Instructions for the task:
Find the lines containing "Currents" and say how many there are, with no other words.

+--

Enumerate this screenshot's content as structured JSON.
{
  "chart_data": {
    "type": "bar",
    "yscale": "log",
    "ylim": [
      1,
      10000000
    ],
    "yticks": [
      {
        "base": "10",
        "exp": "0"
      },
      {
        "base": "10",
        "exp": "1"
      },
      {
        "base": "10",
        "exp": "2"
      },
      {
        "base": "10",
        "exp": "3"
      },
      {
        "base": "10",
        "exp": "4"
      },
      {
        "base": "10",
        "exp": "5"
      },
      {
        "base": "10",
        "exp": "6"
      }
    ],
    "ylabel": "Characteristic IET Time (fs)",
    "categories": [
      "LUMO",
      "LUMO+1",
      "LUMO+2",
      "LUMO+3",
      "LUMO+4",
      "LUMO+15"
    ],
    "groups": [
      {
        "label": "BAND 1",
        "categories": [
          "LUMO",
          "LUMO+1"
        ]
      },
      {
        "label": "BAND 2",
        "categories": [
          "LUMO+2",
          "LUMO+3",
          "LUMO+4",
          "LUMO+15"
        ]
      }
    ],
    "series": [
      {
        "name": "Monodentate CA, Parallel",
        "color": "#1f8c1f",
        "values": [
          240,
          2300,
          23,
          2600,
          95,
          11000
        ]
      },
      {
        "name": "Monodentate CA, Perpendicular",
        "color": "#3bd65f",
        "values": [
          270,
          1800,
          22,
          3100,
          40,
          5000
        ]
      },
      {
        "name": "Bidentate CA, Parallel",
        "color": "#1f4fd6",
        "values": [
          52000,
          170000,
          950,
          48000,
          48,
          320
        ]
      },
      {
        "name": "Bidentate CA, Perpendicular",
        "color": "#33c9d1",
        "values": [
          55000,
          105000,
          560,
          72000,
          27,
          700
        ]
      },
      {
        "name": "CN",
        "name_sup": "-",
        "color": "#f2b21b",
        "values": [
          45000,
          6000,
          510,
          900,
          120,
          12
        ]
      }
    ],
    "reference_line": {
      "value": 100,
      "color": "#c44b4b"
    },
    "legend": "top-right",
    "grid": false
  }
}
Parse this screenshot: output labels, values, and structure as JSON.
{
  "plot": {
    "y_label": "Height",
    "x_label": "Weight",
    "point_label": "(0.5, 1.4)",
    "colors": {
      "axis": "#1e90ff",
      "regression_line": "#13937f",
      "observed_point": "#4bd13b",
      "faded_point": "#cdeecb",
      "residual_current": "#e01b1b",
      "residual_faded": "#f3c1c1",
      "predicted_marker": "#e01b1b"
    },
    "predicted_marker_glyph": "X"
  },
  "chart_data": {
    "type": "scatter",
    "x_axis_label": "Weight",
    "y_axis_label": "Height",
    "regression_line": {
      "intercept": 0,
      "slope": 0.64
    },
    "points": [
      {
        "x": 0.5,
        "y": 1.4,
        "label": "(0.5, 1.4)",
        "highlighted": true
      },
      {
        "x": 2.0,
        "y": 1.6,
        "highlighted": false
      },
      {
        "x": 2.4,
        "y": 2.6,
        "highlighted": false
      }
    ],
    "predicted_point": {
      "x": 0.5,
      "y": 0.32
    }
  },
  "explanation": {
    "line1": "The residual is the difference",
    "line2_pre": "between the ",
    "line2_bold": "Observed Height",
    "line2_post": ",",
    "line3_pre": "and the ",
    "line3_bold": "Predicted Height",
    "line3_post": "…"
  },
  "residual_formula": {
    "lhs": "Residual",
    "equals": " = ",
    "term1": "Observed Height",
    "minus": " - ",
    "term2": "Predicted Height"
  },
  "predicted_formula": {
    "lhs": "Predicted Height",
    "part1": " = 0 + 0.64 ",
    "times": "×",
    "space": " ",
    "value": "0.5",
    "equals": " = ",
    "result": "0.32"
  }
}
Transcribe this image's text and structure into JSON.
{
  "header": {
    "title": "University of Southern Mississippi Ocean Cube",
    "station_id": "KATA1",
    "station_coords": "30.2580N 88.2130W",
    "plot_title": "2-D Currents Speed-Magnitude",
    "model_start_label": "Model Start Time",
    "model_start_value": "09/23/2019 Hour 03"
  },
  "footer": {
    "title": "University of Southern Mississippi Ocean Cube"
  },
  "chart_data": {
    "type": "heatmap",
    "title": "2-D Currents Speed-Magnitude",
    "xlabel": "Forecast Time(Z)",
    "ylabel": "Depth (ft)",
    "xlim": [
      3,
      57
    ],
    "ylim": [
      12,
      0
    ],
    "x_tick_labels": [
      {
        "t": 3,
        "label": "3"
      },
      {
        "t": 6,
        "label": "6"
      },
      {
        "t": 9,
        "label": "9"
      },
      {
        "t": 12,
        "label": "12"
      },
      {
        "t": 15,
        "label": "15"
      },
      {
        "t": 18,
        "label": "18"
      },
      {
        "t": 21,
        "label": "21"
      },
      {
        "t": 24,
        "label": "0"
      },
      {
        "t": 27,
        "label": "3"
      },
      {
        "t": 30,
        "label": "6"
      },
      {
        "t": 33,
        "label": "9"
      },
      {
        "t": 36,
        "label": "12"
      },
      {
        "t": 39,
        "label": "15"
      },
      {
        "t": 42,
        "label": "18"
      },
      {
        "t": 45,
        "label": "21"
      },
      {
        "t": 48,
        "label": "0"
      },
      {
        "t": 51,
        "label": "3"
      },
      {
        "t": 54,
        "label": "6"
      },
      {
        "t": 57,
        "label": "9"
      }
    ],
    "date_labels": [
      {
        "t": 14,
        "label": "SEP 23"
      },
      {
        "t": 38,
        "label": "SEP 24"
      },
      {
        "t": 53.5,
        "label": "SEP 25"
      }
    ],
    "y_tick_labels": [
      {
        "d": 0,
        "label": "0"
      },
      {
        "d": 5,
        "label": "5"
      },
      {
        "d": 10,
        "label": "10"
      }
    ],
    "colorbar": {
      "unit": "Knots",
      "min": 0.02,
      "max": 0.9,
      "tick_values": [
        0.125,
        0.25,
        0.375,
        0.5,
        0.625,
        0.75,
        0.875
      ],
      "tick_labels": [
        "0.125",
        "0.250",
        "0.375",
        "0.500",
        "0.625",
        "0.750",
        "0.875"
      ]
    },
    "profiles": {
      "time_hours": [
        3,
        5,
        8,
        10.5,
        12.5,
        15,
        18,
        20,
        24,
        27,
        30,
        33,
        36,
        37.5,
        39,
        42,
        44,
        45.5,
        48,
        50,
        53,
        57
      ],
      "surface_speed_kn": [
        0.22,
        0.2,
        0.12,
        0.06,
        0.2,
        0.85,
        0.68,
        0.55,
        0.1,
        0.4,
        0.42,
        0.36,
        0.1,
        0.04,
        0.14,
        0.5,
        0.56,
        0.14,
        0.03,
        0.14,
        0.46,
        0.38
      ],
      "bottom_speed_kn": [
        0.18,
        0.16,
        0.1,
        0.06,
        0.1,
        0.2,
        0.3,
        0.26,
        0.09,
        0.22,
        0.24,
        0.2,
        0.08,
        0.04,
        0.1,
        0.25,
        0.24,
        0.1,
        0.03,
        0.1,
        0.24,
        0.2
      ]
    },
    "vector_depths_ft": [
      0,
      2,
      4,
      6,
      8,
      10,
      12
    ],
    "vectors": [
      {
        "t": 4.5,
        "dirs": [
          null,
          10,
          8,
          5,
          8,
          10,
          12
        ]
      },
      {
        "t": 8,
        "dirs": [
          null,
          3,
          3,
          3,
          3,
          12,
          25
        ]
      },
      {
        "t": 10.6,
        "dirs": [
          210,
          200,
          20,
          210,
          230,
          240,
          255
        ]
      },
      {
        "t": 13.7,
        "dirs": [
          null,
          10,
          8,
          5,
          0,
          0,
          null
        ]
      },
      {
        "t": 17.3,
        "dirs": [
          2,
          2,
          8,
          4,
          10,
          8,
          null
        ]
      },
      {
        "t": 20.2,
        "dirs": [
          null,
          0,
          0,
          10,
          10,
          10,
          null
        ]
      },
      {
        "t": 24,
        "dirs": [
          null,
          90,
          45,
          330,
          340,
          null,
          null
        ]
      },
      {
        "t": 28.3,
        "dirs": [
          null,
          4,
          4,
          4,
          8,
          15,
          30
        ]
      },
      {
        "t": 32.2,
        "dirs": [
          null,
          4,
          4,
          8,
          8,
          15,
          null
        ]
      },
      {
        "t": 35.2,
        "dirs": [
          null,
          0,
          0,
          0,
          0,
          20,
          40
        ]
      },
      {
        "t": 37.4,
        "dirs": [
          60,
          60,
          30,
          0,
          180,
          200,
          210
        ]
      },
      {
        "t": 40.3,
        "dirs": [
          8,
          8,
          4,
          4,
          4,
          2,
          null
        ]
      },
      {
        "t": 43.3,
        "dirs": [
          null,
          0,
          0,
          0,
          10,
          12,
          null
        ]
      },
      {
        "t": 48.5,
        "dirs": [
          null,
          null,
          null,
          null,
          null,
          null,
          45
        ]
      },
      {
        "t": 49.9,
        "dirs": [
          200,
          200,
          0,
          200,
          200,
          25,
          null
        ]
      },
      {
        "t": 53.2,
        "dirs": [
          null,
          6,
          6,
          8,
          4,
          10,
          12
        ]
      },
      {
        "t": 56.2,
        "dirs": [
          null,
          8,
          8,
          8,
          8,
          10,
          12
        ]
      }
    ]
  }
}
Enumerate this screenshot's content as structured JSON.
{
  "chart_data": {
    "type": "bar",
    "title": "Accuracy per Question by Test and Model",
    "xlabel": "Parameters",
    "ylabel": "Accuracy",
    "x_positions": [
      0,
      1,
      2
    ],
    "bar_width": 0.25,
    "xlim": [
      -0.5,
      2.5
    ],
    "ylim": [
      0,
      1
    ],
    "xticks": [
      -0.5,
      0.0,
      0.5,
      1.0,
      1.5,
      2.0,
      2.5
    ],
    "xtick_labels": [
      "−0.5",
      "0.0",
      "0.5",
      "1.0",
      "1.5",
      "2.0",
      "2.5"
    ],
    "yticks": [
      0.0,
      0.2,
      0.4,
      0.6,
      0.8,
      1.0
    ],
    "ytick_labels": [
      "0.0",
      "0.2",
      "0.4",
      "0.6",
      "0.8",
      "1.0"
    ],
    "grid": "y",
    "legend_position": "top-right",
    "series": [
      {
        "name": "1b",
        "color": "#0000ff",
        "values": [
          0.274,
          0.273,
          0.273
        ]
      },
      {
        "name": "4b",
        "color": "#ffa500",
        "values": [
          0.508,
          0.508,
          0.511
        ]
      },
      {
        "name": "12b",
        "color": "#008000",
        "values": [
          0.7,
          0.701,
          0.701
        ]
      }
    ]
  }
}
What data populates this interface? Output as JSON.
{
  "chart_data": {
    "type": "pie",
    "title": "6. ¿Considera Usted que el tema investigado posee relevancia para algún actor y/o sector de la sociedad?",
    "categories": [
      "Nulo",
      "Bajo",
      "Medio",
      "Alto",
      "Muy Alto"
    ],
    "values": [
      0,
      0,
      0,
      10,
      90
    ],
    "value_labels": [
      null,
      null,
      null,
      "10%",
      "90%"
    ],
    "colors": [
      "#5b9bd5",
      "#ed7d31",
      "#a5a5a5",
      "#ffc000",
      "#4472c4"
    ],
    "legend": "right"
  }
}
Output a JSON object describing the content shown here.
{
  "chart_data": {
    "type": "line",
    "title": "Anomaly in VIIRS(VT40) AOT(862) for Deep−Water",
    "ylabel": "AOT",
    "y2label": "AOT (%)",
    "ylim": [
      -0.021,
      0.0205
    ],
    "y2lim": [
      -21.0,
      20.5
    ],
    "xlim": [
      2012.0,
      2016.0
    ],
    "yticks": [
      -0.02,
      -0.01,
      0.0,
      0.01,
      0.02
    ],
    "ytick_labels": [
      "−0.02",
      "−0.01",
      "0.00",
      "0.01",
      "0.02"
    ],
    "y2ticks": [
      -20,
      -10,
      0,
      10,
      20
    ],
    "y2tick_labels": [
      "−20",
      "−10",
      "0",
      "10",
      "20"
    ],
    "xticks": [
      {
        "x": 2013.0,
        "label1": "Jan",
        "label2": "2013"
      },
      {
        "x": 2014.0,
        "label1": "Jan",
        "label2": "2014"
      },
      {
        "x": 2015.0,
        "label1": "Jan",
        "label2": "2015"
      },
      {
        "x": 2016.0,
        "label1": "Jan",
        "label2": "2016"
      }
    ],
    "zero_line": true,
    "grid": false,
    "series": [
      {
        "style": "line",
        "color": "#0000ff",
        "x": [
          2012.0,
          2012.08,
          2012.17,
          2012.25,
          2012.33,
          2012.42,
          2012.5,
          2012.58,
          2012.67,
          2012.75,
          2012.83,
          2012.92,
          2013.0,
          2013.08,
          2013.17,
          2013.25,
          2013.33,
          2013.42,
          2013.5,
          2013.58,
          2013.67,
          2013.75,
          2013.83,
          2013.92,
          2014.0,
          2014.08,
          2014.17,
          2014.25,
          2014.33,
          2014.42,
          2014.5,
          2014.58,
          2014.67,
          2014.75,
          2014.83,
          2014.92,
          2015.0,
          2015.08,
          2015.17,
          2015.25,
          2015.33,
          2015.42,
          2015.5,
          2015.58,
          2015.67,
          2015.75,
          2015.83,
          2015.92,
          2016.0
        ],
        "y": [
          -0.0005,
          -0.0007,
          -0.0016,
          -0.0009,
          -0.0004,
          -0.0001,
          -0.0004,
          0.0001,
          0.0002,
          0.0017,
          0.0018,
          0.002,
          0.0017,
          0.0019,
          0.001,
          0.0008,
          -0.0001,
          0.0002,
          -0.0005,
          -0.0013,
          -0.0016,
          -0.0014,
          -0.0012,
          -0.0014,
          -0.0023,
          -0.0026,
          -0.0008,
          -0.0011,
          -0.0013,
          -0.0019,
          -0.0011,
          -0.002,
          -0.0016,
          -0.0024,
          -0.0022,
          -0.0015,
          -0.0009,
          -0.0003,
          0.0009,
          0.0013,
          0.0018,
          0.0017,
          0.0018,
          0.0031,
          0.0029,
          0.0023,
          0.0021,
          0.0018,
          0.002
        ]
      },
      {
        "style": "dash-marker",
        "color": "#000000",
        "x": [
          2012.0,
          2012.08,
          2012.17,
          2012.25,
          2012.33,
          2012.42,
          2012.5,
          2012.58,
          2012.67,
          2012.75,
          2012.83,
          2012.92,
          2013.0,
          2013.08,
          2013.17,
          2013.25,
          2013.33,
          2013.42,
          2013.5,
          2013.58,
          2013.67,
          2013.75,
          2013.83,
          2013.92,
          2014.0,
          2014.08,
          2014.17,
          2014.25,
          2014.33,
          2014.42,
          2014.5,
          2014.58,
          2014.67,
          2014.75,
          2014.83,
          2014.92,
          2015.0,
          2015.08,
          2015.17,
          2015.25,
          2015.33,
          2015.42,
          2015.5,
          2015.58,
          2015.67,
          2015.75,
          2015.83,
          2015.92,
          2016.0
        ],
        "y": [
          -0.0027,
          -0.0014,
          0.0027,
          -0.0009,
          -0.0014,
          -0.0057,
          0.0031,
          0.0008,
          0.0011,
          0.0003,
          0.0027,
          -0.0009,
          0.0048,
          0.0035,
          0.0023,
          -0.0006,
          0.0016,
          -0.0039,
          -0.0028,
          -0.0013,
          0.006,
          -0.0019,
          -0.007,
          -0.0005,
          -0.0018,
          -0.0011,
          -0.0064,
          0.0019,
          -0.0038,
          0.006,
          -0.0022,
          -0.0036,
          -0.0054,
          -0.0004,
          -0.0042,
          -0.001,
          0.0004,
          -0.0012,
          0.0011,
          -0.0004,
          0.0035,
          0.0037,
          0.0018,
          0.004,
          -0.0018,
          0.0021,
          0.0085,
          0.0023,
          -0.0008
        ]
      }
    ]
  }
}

+--

Exercise result:
2